Problem to solve:
Where the data below has the string "dopo", return the whole line.

Data shown:
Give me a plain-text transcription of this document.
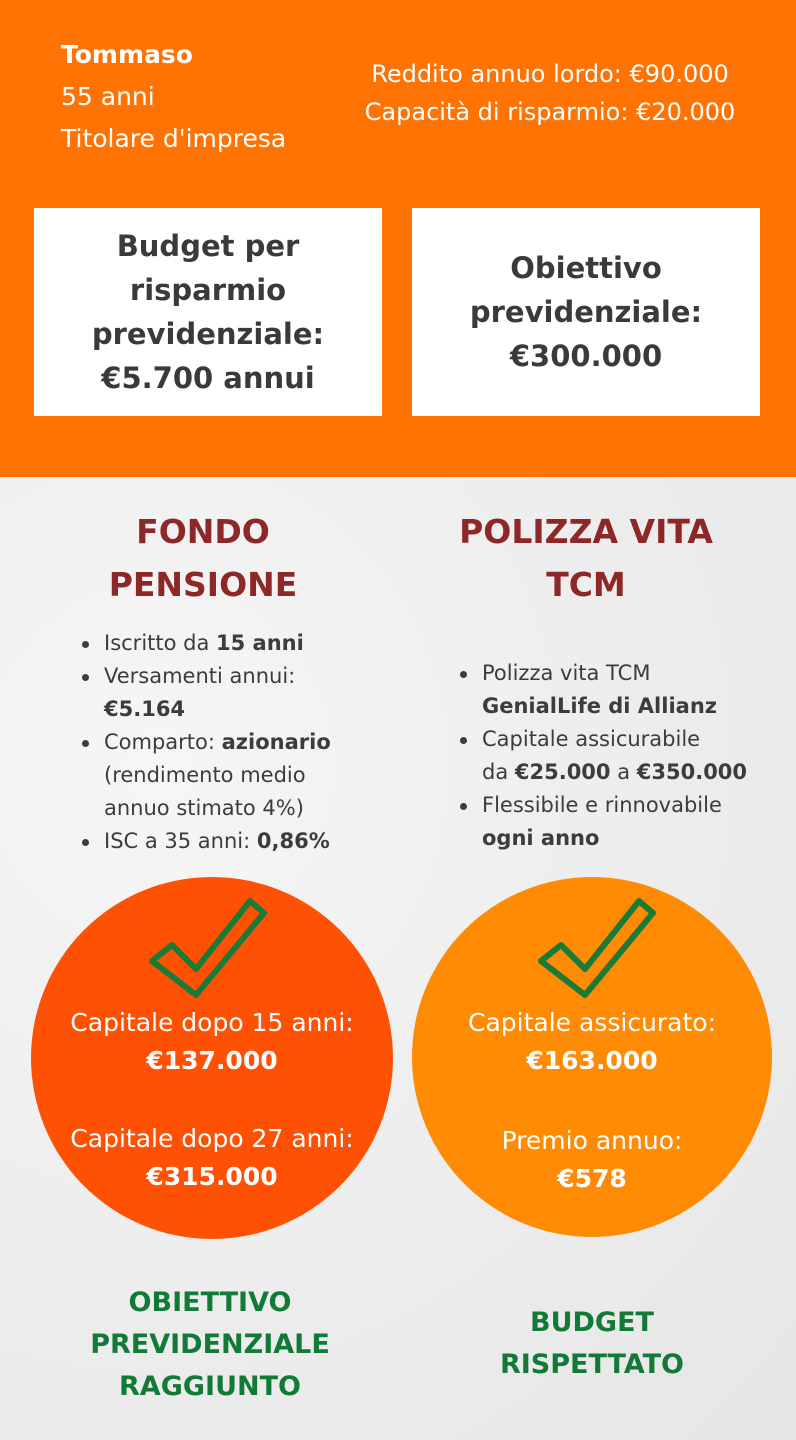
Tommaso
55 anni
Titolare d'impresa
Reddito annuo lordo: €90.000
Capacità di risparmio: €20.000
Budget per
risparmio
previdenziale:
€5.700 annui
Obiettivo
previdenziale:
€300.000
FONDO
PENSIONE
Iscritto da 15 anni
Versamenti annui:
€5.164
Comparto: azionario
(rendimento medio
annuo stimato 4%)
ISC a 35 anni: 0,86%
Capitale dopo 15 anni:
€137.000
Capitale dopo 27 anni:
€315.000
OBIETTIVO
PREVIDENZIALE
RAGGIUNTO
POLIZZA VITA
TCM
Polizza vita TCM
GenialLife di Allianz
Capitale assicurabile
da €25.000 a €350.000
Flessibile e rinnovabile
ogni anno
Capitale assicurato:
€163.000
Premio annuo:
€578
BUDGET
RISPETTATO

Result of this exercise:
Capitale dopo 15 anni:
Capitale dopo 27 anni:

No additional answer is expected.